Records from a data source
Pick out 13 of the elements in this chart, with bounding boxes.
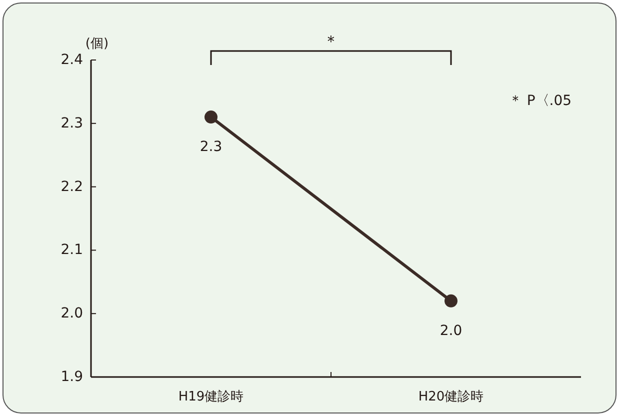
y-axis-title: (個) — [85, 36, 109, 52]
data-label: 2.3 — [200, 139, 222, 156]
text: ＊ — [323, 32, 339, 50]
y-tick-label: 2.1 — [60, 242, 83, 258]
y-tick-label: 2.4 — [60, 52, 84, 68]
x-tick-label: H20健診時 — [418, 390, 484, 404]
annotation: ＊ P〈.05 — [508, 93, 572, 109]
x-tick-label: H19健診時 — [178, 390, 244, 404]
y-tick-label: 2.3 — [60, 115, 83, 132]
y-tick-label: 2.2 — [60, 178, 83, 195]
y-tick-label: 1.9 — [60, 369, 83, 385]
data-label: 2.0 — [440, 322, 462, 339]
y-tick-label: 2.0 — [60, 306, 83, 322]
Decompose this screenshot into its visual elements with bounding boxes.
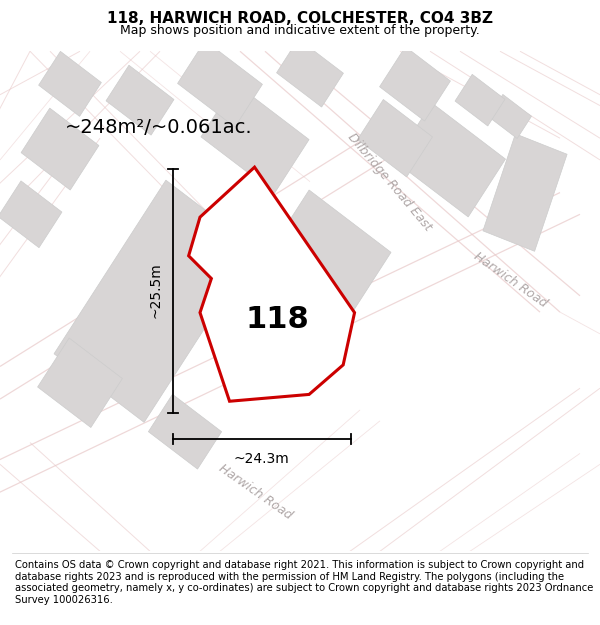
Text: Dilbridge Road East: Dilbridge Road East	[346, 130, 434, 233]
Polygon shape	[106, 65, 174, 135]
Polygon shape	[188, 167, 355, 401]
Polygon shape	[38, 51, 101, 116]
Text: ~248m²/~0.061ac.: ~248m²/~0.061ac.	[65, 118, 253, 137]
Polygon shape	[148, 394, 221, 469]
Polygon shape	[178, 41, 262, 127]
Polygon shape	[455, 74, 505, 126]
Polygon shape	[21, 108, 99, 190]
Polygon shape	[54, 180, 256, 422]
Polygon shape	[483, 134, 567, 251]
Text: ~25.5m: ~25.5m	[149, 262, 163, 319]
Polygon shape	[358, 99, 433, 177]
Polygon shape	[488, 94, 532, 139]
Text: 118, HARWICH ROAD, COLCHESTER, CO4 3BZ: 118, HARWICH ROAD, COLCHESTER, CO4 3BZ	[107, 11, 493, 26]
Text: Contains OS data © Crown copyright and database right 2021. This information is : Contains OS data © Crown copyright and d…	[15, 560, 593, 605]
Text: ~24.3m: ~24.3m	[234, 452, 290, 466]
Text: Harwich Road: Harwich Road	[216, 461, 294, 522]
Polygon shape	[0, 181, 62, 248]
Polygon shape	[380, 47, 451, 121]
Text: 118: 118	[245, 305, 309, 334]
Polygon shape	[201, 84, 309, 193]
Text: Harwich Road: Harwich Road	[471, 249, 549, 309]
Polygon shape	[38, 338, 122, 428]
Polygon shape	[394, 103, 506, 217]
Polygon shape	[277, 39, 343, 107]
Text: Map shows position and indicative extent of the property.: Map shows position and indicative extent…	[120, 24, 480, 37]
Polygon shape	[269, 190, 391, 314]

• Instructions for the task:
Rewrite all of the material above, replacing "Polygon shape" with "Polygon region" everywhere and leaving every other line as it is. Omit the pictures from your answer.

• Right answer:
Pick out 13 of the elements in this chart, with bounding boxes.
y-axis-title: (個) — [85, 36, 109, 52]
data-label: 2.3 — [200, 139, 222, 156]
text: ＊ — [323, 32, 339, 50]
y-tick-label: 2.1 — [60, 242, 83, 258]
y-tick-label: 2.4 — [60, 52, 84, 68]
x-tick-label: H20健診時 — [418, 390, 484, 404]
annotation: ＊ P〈.05 — [508, 93, 572, 109]
x-tick-label: H19健診時 — [178, 390, 244, 404]
y-tick-label: 2.3 — [60, 115, 83, 132]
y-tick-label: 2.2 — [60, 178, 83, 195]
y-tick-label: 1.9 — [60, 369, 83, 385]
data-label: 2.0 — [440, 322, 462, 339]
y-tick-label: 2.0 — [60, 306, 83, 322]
Decompose this screenshot into its visual elements with bounding boxes.
Text: Dilbridge Road East: Dilbridge Road East	[346, 130, 434, 233]
Polygon region	[106, 65, 174, 135]
Polygon region	[188, 167, 355, 401]
Polygon region	[38, 51, 101, 116]
Text: ~248m²/~0.061ac.: ~248m²/~0.061ac.	[65, 118, 253, 137]
Polygon region	[148, 394, 221, 469]
Polygon region	[178, 41, 262, 127]
Polygon region	[455, 74, 505, 126]
Polygon region	[21, 108, 99, 190]
Polygon region	[54, 180, 256, 422]
Polygon region	[483, 134, 567, 251]
Text: ~25.5m: ~25.5m	[149, 262, 163, 319]
Polygon region	[358, 99, 433, 177]
Polygon region	[488, 94, 532, 139]
Text: 118, HARWICH ROAD, COLCHESTER, CO4 3BZ: 118, HARWICH ROAD, COLCHESTER, CO4 3BZ	[107, 11, 493, 26]
Text: Contains OS data © Crown copyright and database right 2021. This information is : Contains OS data © Crown copyright and d…	[15, 560, 593, 605]
Text: ~24.3m: ~24.3m	[234, 452, 290, 466]
Text: Harwich Road: Harwich Road	[216, 461, 294, 522]
Polygon region	[0, 181, 62, 248]
Polygon region	[380, 47, 451, 121]
Text: 118: 118	[245, 305, 309, 334]
Polygon region	[201, 84, 309, 193]
Text: Harwich Road: Harwich Road	[471, 249, 549, 309]
Polygon region	[38, 338, 122, 428]
Polygon region	[394, 103, 506, 217]
Polygon region	[277, 39, 343, 107]
Text: Map shows position and indicative extent of the property.: Map shows position and indicative extent…	[120, 24, 480, 37]
Polygon region	[269, 190, 391, 314]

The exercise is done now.